• **The problem**: Return the listing below verbatim. Pictures do not belong in the copy.

• **Records to use**:

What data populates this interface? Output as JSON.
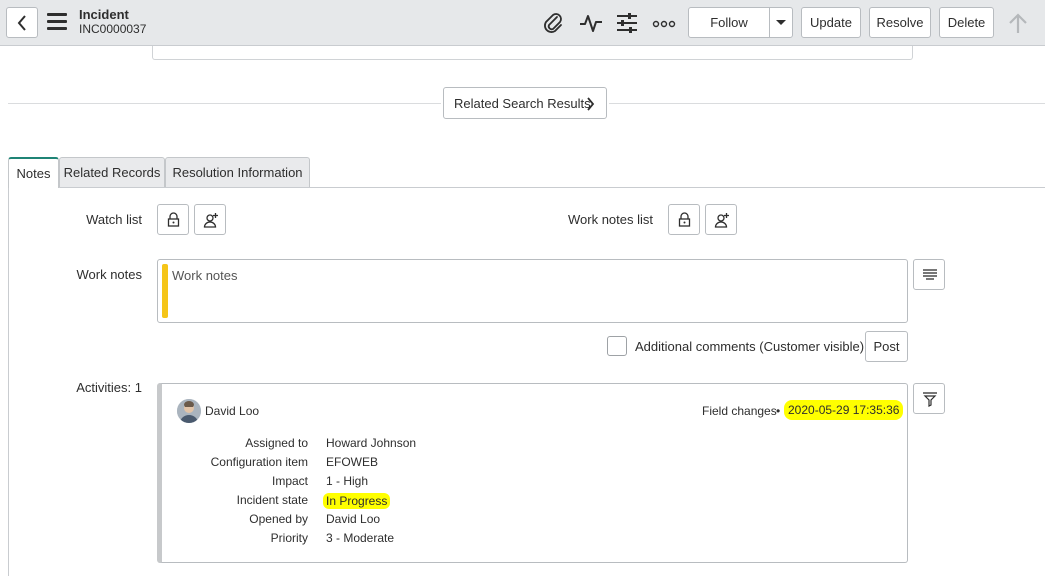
{
  "header": {
    "title": "Incident",
    "number": "INC0000037",
    "follow_label": "Follow",
    "update_label": "Update",
    "resolve_label": "Resolve",
    "delete_label": "Delete"
  },
  "related_search": {
    "label": "Related Search Results"
  },
  "tabs": [
    {
      "label": "Notes"
    },
    {
      "label": "Related Records"
    },
    {
      "label": "Resolution Information"
    }
  ],
  "notes": {
    "watch_list_label": "Watch list",
    "work_notes_list_label": "Work notes list",
    "work_notes_label": "Work notes",
    "work_notes_placeholder": "Work notes",
    "additional_comments_label": "Additional comments (Customer visible)",
    "post_label": "Post",
    "activities_label": "Activities: 1"
  },
  "activity": {
    "author": "David Loo",
    "type": "Field changes",
    "separator": "•",
    "timestamp": "2020-05-29 17:35:36",
    "fields": [
      {
        "name": "Assigned to",
        "value": "Howard Johnson"
      },
      {
        "name": "Configuration item",
        "value": "EFOWEB"
      },
      {
        "name": "Impact",
        "value": "1 - High"
      },
      {
        "name": "Incident state",
        "value": "In Progress"
      },
      {
        "name": "Opened by",
        "value": "David Loo"
      },
      {
        "name": "Priority",
        "value": "3 - Moderate"
      }
    ]
  },
  "colors": {
    "accent": "#1f8476",
    "highlight": "#ffff00",
    "work_notes_bar": "#f5c518"
  }
}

• **Exercise output**:
What data populates this interface? Output as JSON.
{
  "header": {
    "title": "Incident",
    "number": "INC0000037",
    "follow_label": "Follow",
    "update_label": "Update",
    "resolve_label": "Resolve",
    "delete_label": "Delete"
  },
  "related_search": {
    "label": "Related Search Results"
  },
  "tabs": [
    {
      "label": "Notes"
    },
    {
      "label": "Related Records"
    },
    {
      "label": "Resolution Information"
    }
  ],
  "notes": {
    "watch_list_label": "Watch list",
    "work_notes_list_label": "Work notes list",
    "work_notes_label": "Work notes",
    "work_notes_placeholder": "Work notes",
    "additional_comments_label": "Additional comments (Customer visible)",
    "post_label": "Post",
    "activities_label": "Activities: 1"
  },
  "activity": {
    "author": "David Loo",
    "type": "Field changes",
    "separator": "•",
    "timestamp": "2020-05-29 17:35:36",
    "fields": [
      {
        "name": "Assigned to",
        "value": "Howard Johnson"
      },
      {
        "name": "Configuration item",
        "value": "EFOWEB"
      },
      {
        "name": "Impact",
        "value": "1 - High"
      },
      {
        "name": "Incident state",
        "value": "In Progress"
      },
      {
        "name": "Opened by",
        "value": "David Loo"
      },
      {
        "name": "Priority",
        "value": "3 - Moderate"
      }
    ]
  },
  "colors": {
    "accent": "#1f8476",
    "highlight": "#ffff00",
    "work_notes_bar": "#f5c518"
  }
}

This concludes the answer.